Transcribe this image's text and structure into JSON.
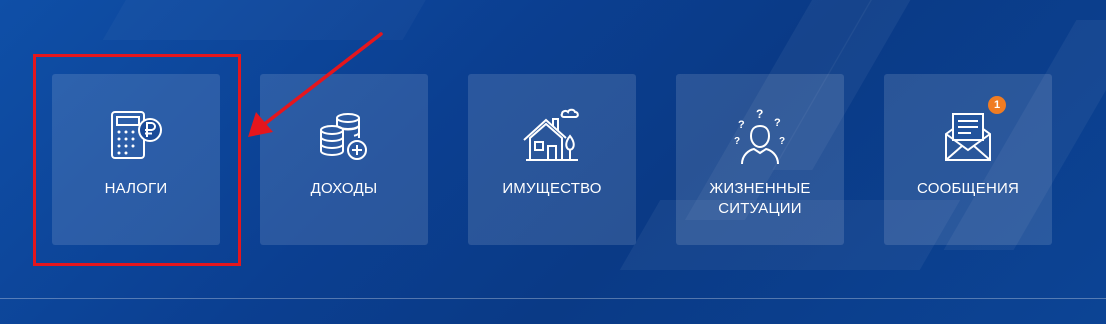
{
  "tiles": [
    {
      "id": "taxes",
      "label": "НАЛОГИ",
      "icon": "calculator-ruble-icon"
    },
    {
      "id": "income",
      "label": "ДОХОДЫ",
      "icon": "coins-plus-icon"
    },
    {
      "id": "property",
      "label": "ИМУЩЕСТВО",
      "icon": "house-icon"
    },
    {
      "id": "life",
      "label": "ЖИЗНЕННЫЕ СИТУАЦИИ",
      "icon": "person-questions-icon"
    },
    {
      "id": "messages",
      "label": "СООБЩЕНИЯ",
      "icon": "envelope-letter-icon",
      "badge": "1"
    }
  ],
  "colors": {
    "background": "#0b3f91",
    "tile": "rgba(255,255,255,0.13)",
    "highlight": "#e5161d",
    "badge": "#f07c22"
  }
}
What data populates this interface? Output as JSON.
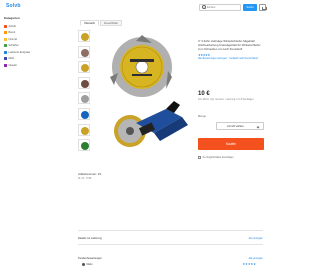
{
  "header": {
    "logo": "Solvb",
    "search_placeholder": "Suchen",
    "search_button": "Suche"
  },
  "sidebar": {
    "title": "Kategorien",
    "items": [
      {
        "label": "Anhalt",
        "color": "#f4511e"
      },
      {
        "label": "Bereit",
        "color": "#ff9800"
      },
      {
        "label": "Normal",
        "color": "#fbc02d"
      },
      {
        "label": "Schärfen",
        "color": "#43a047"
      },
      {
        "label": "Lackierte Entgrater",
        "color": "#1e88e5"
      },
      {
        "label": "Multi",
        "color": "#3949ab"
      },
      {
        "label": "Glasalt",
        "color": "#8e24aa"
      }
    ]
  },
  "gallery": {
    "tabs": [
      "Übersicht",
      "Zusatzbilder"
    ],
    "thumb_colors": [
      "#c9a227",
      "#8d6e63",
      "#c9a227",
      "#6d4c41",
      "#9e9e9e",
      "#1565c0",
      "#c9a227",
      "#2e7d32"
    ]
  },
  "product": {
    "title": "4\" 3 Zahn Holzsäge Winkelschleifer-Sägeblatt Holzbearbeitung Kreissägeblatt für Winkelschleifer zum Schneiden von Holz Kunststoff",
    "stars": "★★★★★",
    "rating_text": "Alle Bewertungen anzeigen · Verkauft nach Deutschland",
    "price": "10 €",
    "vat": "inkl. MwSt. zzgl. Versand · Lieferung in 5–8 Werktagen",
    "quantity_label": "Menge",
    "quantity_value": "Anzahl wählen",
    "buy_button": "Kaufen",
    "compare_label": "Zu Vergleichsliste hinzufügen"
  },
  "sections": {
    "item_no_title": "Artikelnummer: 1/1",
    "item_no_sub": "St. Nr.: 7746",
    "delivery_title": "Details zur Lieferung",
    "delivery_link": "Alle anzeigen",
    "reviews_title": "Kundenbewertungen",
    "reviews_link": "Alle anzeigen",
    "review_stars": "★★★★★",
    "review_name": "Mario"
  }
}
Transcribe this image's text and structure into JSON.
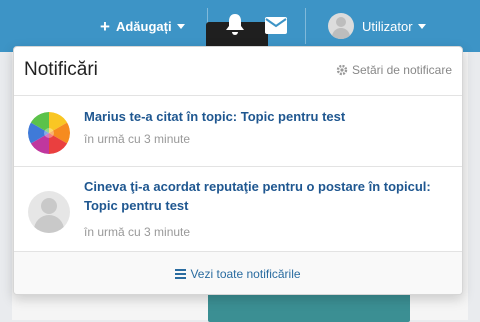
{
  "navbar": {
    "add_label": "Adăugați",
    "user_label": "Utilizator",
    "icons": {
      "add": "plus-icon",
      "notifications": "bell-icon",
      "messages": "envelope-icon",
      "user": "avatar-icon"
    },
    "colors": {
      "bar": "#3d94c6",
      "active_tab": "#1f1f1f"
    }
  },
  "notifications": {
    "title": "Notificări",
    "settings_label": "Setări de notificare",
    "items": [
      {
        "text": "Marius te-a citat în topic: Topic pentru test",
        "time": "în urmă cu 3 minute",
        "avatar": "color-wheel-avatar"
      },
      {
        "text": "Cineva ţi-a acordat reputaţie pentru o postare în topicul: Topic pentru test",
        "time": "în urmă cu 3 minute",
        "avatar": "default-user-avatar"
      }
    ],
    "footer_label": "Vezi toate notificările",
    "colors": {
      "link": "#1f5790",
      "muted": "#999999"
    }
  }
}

* * * * *

● Given exercise: Copy all the records above exactly, but leave out the pictures.

● Response:
Transcribe this image's text and structure into JSON.
{
  "tiles": [
    {
      "id": "taxes",
      "label": "НАЛОГИ",
      "icon": "calculator-ruble-icon"
    },
    {
      "id": "income",
      "label": "ДОХОДЫ",
      "icon": "coins-plus-icon"
    },
    {
      "id": "property",
      "label": "ИМУЩЕСТВО",
      "icon": "house-icon"
    },
    {
      "id": "life",
      "label": "ЖИЗНЕННЫЕ СИТУАЦИИ",
      "icon": "person-questions-icon"
    },
    {
      "id": "messages",
      "label": "СООБЩЕНИЯ",
      "icon": "envelope-letter-icon",
      "badge": "1"
    }
  ],
  "colors": {
    "background": "#0b3f91",
    "tile": "rgba(255,255,255,0.13)",
    "highlight": "#e5161d",
    "badge": "#f07c22"
  }
}
What data populates this interface? Output as JSON.
{
  "header": {
    "logo": "Solvb",
    "search_placeholder": "Suchen",
    "search_button": "Suche"
  },
  "sidebar": {
    "title": "Kategorien",
    "items": [
      {
        "label": "Anhalt",
        "color": "#f4511e"
      },
      {
        "label": "Bereit",
        "color": "#ff9800"
      },
      {
        "label": "Normal",
        "color": "#fbc02d"
      },
      {
        "label": "Schärfen",
        "color": "#43a047"
      },
      {
        "label": "Lackierte Entgrater",
        "color": "#1e88e5"
      },
      {
        "label": "Multi",
        "color": "#3949ab"
      },
      {
        "label": "Glasalt",
        "color": "#8e24aa"
      }
    ]
  },
  "gallery": {
    "tabs": [
      "Übersicht",
      "Zusatzbilder"
    ],
    "thumb_colors": [
      "#c9a227",
      "#8d6e63",
      "#c9a227",
      "#6d4c41",
      "#9e9e9e",
      "#1565c0",
      "#c9a227",
      "#2e7d32"
    ]
  },
  "product": {
    "title": "4\" 3 Zahn Holzsäge Winkelschleifer-Sägeblatt Holzbearbeitung Kreissägeblatt für Winkelschleifer zum Schneiden von Holz Kunststoff",
    "stars": "★★★★★",
    "rating_text": "Alle Bewertungen anzeigen · Verkauft nach Deutschland",
    "price": "10 €",
    "vat": "inkl. MwSt. zzgl. Versand · Lieferung in 5–8 Werktagen",
    "quantity_label": "Menge",
    "quantity_value": "Anzahl wählen",
    "buy_button": "Kaufen",
    "compare_label": "Zu Vergleichsliste hinzufügen"
  },
  "sections": {
    "item_no_title": "Artikelnummer: 1/1",
    "item_no_sub": "St. Nr.: 7746",
    "delivery_title": "Details zur Lieferung",
    "delivery_link": "Alle anzeigen",
    "reviews_title": "Kundenbewertungen",
    "reviews_link": "Alle anzeigen",
    "review_stars": "★★★★★",
    "review_name": "Mario"
  }
}
Transcribe this image's text and structure into JSON.
{
  "navbar": {
    "add_label": "Adăugați",
    "user_label": "Utilizator",
    "icons": {
      "add": "plus-icon",
      "notifications": "bell-icon",
      "messages": "envelope-icon",
      "user": "avatar-icon"
    },
    "colors": {
      "bar": "#3d94c6",
      "active_tab": "#1f1f1f"
    }
  },
  "notifications": {
    "title": "Notificări",
    "settings_label": "Setări de notificare",
    "items": [
      {
        "text": "Marius te-a citat în topic: Topic pentru test",
        "time": "în urmă cu 3 minute",
        "avatar": "color-wheel-avatar"
      },
      {
        "text": "Cineva ţi-a acordat reputaţie pentru o postare în topicul: Topic pentru test",
        "time": "în urmă cu 3 minute",
        "avatar": "default-user-avatar"
      }
    ],
    "footer_label": "Vezi toate notificările",
    "colors": {
      "link": "#1f5790",
      "muted": "#999999"
    }
  }
}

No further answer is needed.